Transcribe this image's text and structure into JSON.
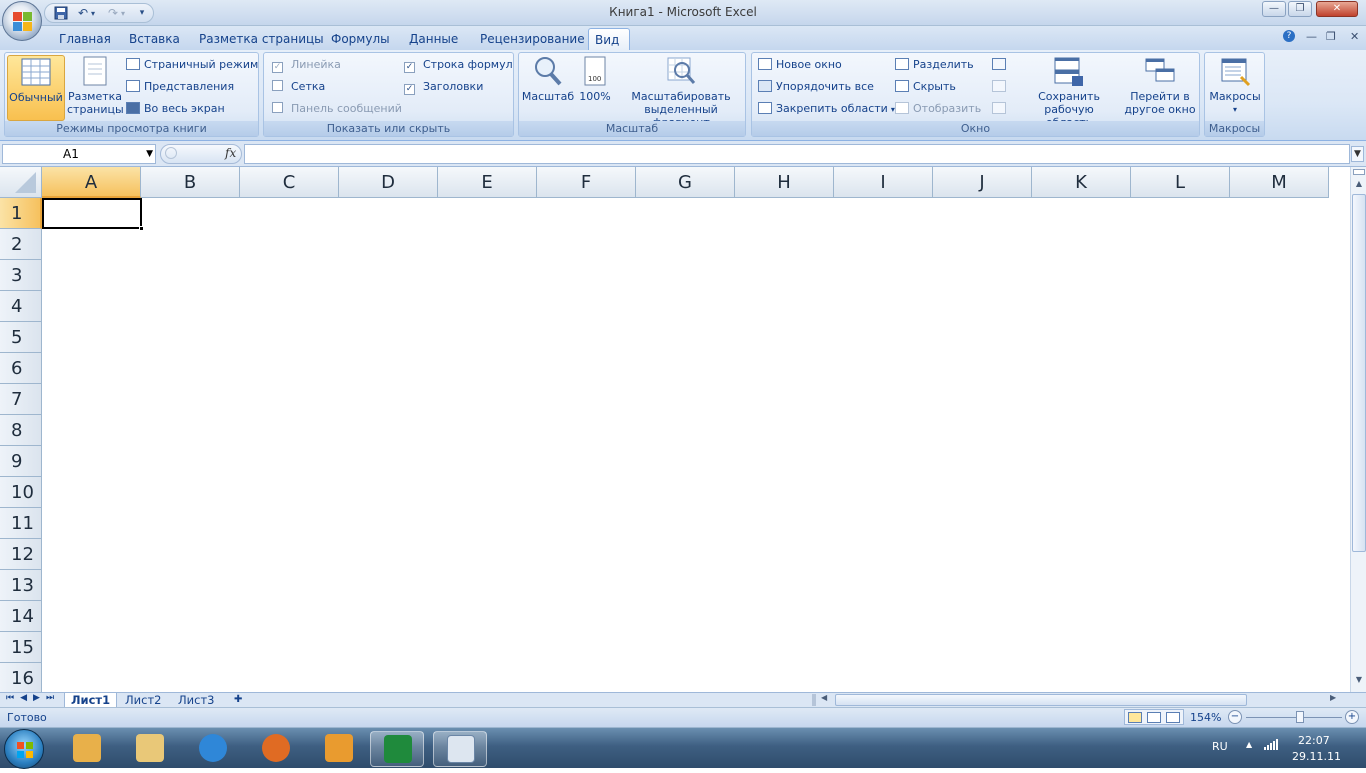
{
  "window": {
    "title": "Книга1 - Microsoft Excel",
    "min": "—",
    "max": "❐",
    "close": "✕"
  },
  "qat": {
    "save": "save-icon",
    "undo": "undo-icon",
    "redo": "redo-icon",
    "customize": "▾"
  },
  "tabs": [
    "Главная",
    "Вставка",
    "Разметка страницы",
    "Формулы",
    "Данные",
    "Рецензирование",
    "Вид"
  ],
  "active_tab": "Вид",
  "ribbon": {
    "views": {
      "label": "Режимы просмотра книги",
      "normal": "Обычный",
      "page_layout_1": "Разметка",
      "page_layout_2": "страницы",
      "page_break": "Страничный режим",
      "custom": "Представления",
      "fullscreen": "Во весь экран"
    },
    "show": {
      "label": "Показать или скрыть",
      "ruler": "Линейка",
      "grid": "Сетка",
      "msgbar": "Панель сообщений",
      "formula_bar": "Строка формул",
      "headings": "Заголовки"
    },
    "zoom": {
      "label": "Масштаб",
      "zoom": "Масштаб",
      "hundred": "100%",
      "sel_1": "Масштабировать",
      "sel_2": "выделенный фрагмент"
    },
    "window": {
      "label": "Окно",
      "new": "Новое окно",
      "arrange": "Упорядочить все",
      "freeze": "Закрепить области",
      "split": "Разделить",
      "hide": "Скрыть",
      "unhide": "Отобразить",
      "save_ws_1": "Сохранить",
      "save_ws_2": "рабочую область",
      "switch_1": "Перейти в",
      "switch_2": "другое окно"
    },
    "macros": {
      "label": "Макросы",
      "btn": "Макросы"
    }
  },
  "formula_bar": {
    "name_box": "A1",
    "fx": "fx",
    "value": ""
  },
  "columns": [
    "A",
    "B",
    "C",
    "D",
    "E",
    "F",
    "G",
    "H",
    "I",
    "J",
    "K",
    "L",
    "M"
  ],
  "rows": [
    "1",
    "2",
    "3",
    "4",
    "5",
    "6",
    "7",
    "8",
    "9",
    "10",
    "11",
    "12",
    "13",
    "14",
    "15",
    "16"
  ],
  "sheets": [
    "Лист1",
    "Лист2",
    "Лист3"
  ],
  "active_sheet": "Лист1",
  "status": {
    "ready": "Готово",
    "zoom": "154%"
  },
  "taskbar": {
    "lang": "RU",
    "time": "22:07",
    "date": "29.11.11"
  },
  "colors": {
    "accent": "#15428b",
    "selected_header": "#f6c15e",
    "ribbon": "#dbe7f6"
  }
}
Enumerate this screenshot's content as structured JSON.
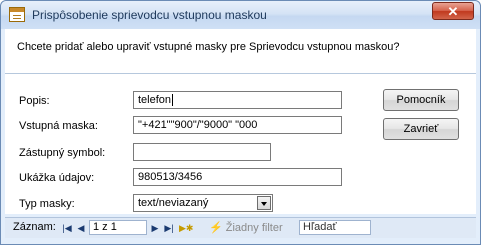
{
  "window": {
    "title": "Prispôsobenie sprievodcu vstupnou maskou",
    "close_glyph": "✕"
  },
  "dialog": {
    "description": "Chcete pridať alebo upraviť vstupné masky pre Sprievodcu vstupnou maskou?",
    "fields": {
      "popis_label": "Popis:",
      "popis_value": "telefon",
      "vstupna_maska_label": "Vstupná maska:",
      "vstupna_maska_value": "\"+421\"\"900\"/\"9000\" \"000",
      "zastupny_symbol_label": "Zástupný symbol:",
      "zastupny_symbol_value": "",
      "ukazka_udajov_label": "Ukážka údajov:",
      "ukazka_udajov_value": "980513/3456",
      "typ_masky_label": "Typ masky:",
      "typ_masky_value": "text/neviazaný"
    },
    "buttons": {
      "help": "Pomocník",
      "close": "Zavrieť"
    }
  },
  "navigation": {
    "record_label": "Záznam:",
    "first_icon": "first-record-icon",
    "prev_icon": "previous-record-icon",
    "record_position": "1 z 1",
    "next_icon": "next-record-icon",
    "last_icon": "last-record-icon",
    "new_icon": "new-record-icon",
    "filter_label": "Žiadny filter",
    "search_placeholder": "Hľadať"
  },
  "colors": {
    "accent": "#1e395b",
    "close_button": "#c0391e",
    "window_border": "#6b8bb5"
  }
}
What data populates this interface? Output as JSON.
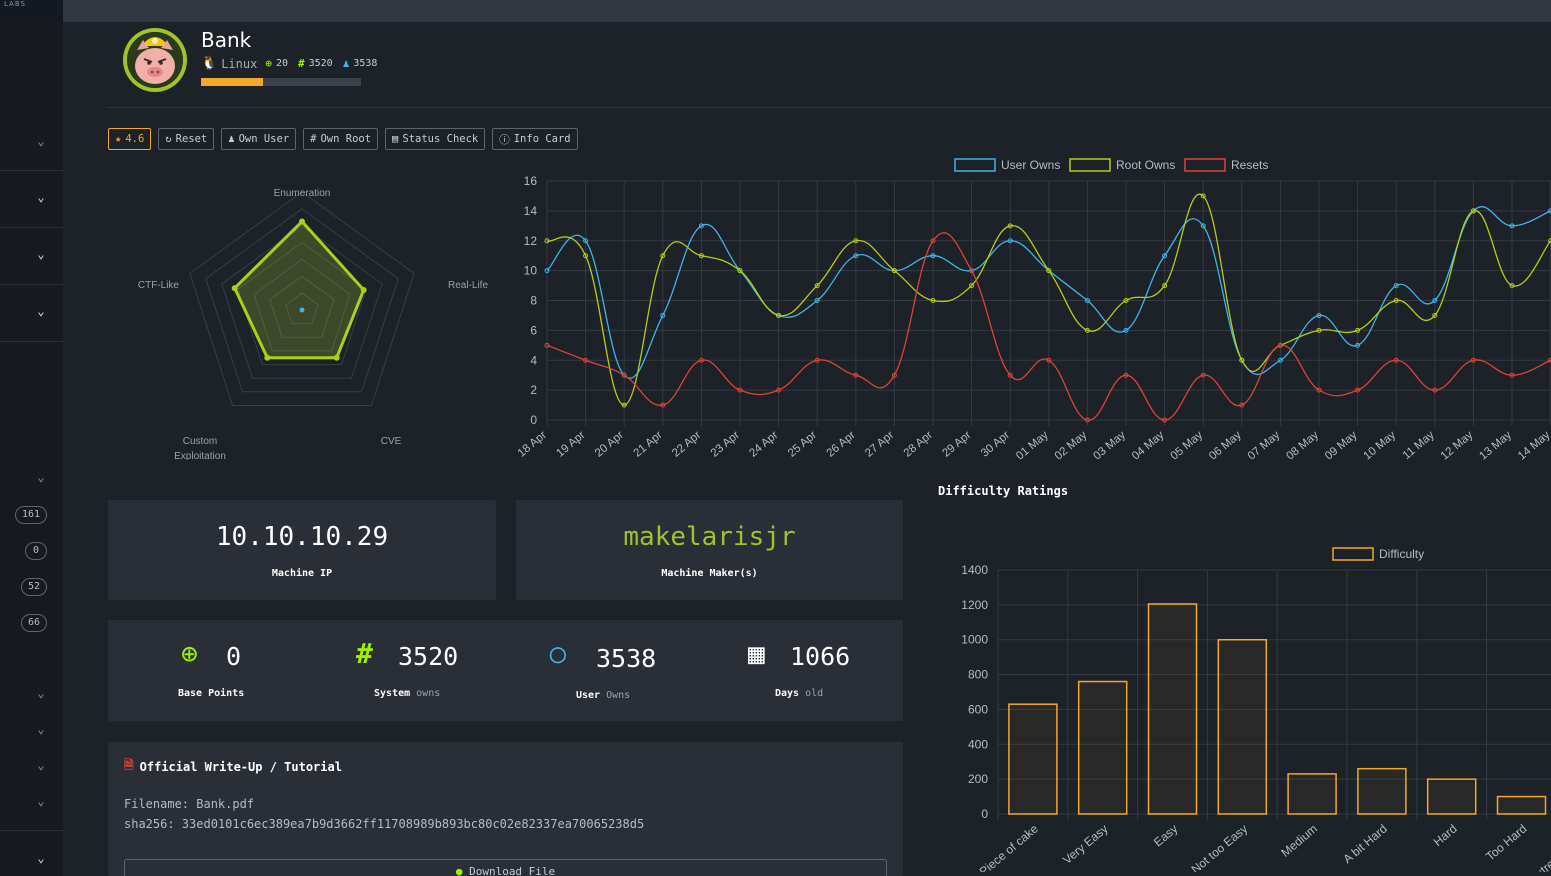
{
  "app": {
    "logo_text": "LABS"
  },
  "sidebar": {
    "badges": [
      "161",
      "0",
      "52",
      "66"
    ]
  },
  "machine": {
    "name": "Bank",
    "os": "Linux",
    "points": "20",
    "system_owns": "3520",
    "user_owns": "3538",
    "difficulty_progress": 0.39
  },
  "toolbar": {
    "rating": "4.6",
    "reset": "Reset",
    "own_user": "Own User",
    "own_root": "Own Root",
    "status_check": "Status Check",
    "info_card": "Info Card"
  },
  "info": {
    "ip": "10.10.10.29",
    "ip_label": "Machine IP",
    "maker": "makelarisjr",
    "maker_label": "Machine Maker(s)"
  },
  "stats": {
    "base_points": "0",
    "base_points_label": "Base Points",
    "system": "3520",
    "system_label": "System",
    "system_suffix": "owns",
    "user": "3538",
    "user_label": "User",
    "user_suffix": "Owns",
    "days": "1066",
    "days_label": "Days",
    "days_suffix": "old"
  },
  "writeup": {
    "title": "Official Write-Up / Tutorial",
    "filename_line": "Filename: Bank.pdf",
    "sha_line": "sha256: 33ed0101c6ec389ea7b9d3662ff11708989b893bc80c02e82337ea70065238d5",
    "download": "Download File"
  },
  "difficulty_title": "Difficulty Ratings",
  "colors": {
    "accent_green": "#9fef00",
    "user_blue": "#3fb4e5",
    "root_yellow": "#b5cc18",
    "reset_red": "#db4437",
    "bar_orange": "#f2a82b"
  },
  "chart_data": [
    {
      "type": "radar",
      "categories": [
        "Enumeration",
        "Real-Life",
        "CVE",
        "Custom Exploitation",
        "CTF-Like"
      ],
      "values": [
        0.75,
        0.55,
        0.5,
        0.5,
        0.6
      ]
    },
    {
      "type": "line",
      "x": [
        "18 Apr",
        "19 Apr",
        "20 Apr",
        "21 Apr",
        "22 Apr",
        "23 Apr",
        "24 Apr",
        "25 Apr",
        "26 Apr",
        "27 Apr",
        "28 Apr",
        "29 Apr",
        "30 Apr",
        "01 May",
        "02 May",
        "03 May",
        "04 May",
        "05 May",
        "06 May",
        "07 May",
        "08 May",
        "09 May",
        "10 May",
        "11 May",
        "12 May",
        "13 May",
        "14 May"
      ],
      "series": [
        {
          "name": "User Owns",
          "values": [
            10,
            12,
            3,
            7,
            13,
            10,
            7,
            8,
            11,
            10,
            11,
            10,
            12,
            10,
            8,
            6,
            11,
            13,
            4,
            4,
            7,
            5,
            9,
            8,
            14,
            13,
            14
          ]
        },
        {
          "name": "Root Owns",
          "values": [
            12,
            11,
            1,
            11,
            11,
            10,
            7,
            9,
            12,
            10,
            8,
            9,
            13,
            10,
            6,
            8,
            9,
            15,
            4,
            5,
            6,
            6,
            8,
            7,
            14,
            9,
            12
          ]
        },
        {
          "name": "Resets",
          "values": [
            5,
            4,
            3,
            1,
            4,
            2,
            2,
            4,
            3,
            3,
            12,
            10,
            3,
            4,
            0,
            3,
            0,
            3,
            1,
            5,
            2,
            2,
            4,
            2,
            4,
            3,
            4
          ]
        }
      ],
      "ylim": [
        0,
        16
      ],
      "yticks": [
        0,
        2,
        4,
        6,
        8,
        10,
        12,
        14,
        16
      ],
      "grid": true,
      "legend": "top"
    },
    {
      "type": "bar",
      "title": "Difficulty Ratings",
      "categories": [
        "Piece of cake",
        "Very Easy",
        "Easy",
        "Not too Easy",
        "Medium",
        "A bit Hard",
        "Hard",
        "Too Hard",
        "Extremely Hard"
      ],
      "series": [
        {
          "name": "Difficulty",
          "values": [
            630,
            760,
            1205,
            1000,
            230,
            260,
            200,
            100,
            0
          ]
        }
      ],
      "ylim": [
        0,
        1400
      ],
      "yticks": [
        0,
        200,
        400,
        600,
        800,
        1000,
        1200,
        1400
      ],
      "grid": true,
      "legend": "top"
    }
  ]
}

== Your objective ==
Show each line of the listing that holds the string "Hard".

== Expected answer ==
        "A bit Hard",
        "Hard",
        "Too Hard",
        "Extremely Hard"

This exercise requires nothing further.